#### Assignment
Go through the records below line by line and report how many lines include "legend", giving the number only.

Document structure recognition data
····················

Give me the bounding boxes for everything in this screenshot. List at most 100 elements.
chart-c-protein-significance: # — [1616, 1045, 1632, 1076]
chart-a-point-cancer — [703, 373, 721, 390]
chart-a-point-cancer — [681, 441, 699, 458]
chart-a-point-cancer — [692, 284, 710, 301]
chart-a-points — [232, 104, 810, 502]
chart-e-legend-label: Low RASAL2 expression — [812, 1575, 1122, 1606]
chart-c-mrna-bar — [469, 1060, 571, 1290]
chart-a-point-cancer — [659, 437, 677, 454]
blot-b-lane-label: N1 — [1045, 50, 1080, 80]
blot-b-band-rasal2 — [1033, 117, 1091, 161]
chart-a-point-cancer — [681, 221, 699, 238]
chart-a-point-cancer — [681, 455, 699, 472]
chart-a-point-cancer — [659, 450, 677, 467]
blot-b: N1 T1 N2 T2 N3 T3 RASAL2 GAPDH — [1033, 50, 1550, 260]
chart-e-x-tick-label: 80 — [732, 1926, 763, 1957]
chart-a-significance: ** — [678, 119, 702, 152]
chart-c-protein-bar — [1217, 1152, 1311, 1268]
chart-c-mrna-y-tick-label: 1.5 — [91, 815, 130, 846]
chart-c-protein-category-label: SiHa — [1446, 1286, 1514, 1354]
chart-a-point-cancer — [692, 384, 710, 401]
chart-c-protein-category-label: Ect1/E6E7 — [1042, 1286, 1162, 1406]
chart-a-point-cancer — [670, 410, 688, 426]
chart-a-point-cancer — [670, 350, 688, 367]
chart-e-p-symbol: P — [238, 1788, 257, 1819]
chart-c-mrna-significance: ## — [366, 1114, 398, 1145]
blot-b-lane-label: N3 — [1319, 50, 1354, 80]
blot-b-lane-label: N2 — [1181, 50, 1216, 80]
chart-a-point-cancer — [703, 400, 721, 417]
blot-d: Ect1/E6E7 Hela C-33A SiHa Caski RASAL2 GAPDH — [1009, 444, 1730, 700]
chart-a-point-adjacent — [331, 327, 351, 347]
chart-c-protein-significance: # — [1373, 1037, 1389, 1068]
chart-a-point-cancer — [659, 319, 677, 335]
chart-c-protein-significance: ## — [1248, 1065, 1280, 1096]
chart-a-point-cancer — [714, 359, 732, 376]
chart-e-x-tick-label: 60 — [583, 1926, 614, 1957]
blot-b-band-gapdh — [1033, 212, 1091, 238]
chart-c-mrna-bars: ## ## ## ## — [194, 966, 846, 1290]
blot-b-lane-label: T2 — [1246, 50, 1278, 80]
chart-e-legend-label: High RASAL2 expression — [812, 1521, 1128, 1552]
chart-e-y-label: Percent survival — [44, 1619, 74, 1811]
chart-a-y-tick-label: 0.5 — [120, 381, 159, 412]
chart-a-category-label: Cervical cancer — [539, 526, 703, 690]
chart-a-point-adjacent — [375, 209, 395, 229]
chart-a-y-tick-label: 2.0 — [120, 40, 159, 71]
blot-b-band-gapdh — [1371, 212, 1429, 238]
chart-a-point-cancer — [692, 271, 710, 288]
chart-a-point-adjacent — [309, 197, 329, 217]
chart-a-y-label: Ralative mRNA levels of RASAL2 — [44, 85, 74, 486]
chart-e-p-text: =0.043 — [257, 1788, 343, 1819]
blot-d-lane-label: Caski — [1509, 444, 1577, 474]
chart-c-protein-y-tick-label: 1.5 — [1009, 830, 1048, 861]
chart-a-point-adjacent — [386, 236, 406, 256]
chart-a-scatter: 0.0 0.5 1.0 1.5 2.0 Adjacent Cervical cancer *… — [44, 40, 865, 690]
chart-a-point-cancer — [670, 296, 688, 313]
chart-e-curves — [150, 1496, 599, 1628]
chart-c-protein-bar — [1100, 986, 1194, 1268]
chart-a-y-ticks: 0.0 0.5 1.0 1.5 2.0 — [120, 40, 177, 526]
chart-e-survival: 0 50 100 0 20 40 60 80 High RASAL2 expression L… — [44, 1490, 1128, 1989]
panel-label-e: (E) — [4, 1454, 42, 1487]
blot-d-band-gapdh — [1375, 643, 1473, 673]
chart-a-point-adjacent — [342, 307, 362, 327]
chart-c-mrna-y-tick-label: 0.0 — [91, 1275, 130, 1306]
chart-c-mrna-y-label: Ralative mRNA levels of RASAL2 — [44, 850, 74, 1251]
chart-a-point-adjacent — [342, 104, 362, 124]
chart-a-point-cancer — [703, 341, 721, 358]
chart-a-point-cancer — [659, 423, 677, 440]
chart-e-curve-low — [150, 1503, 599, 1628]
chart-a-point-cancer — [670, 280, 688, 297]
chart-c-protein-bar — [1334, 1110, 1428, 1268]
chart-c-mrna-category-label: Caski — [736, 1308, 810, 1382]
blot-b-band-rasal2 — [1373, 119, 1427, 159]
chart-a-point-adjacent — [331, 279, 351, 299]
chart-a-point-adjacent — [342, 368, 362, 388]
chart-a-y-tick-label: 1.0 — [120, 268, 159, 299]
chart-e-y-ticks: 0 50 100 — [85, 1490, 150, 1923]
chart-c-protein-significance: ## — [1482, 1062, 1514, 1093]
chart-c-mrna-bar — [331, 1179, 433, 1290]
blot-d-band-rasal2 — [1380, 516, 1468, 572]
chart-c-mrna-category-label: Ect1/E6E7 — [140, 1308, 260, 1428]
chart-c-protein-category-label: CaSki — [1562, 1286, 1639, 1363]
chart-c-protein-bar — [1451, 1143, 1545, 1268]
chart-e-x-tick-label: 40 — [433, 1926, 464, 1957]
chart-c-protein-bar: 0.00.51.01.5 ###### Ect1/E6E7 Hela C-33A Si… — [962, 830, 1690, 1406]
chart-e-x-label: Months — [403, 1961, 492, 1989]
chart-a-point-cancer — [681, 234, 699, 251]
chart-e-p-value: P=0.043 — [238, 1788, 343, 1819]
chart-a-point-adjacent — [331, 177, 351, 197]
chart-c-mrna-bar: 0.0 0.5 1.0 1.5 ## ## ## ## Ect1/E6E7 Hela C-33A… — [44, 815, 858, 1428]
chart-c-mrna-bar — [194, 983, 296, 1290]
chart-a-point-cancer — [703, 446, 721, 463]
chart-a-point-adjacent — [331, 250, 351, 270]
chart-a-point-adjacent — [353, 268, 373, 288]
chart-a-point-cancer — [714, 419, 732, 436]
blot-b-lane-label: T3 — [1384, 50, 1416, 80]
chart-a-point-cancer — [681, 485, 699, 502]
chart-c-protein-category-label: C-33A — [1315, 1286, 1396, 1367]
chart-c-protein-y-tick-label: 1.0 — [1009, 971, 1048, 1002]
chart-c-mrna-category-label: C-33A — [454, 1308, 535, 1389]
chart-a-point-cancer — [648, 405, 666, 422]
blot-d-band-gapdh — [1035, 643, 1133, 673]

····················

#### Result of the task
2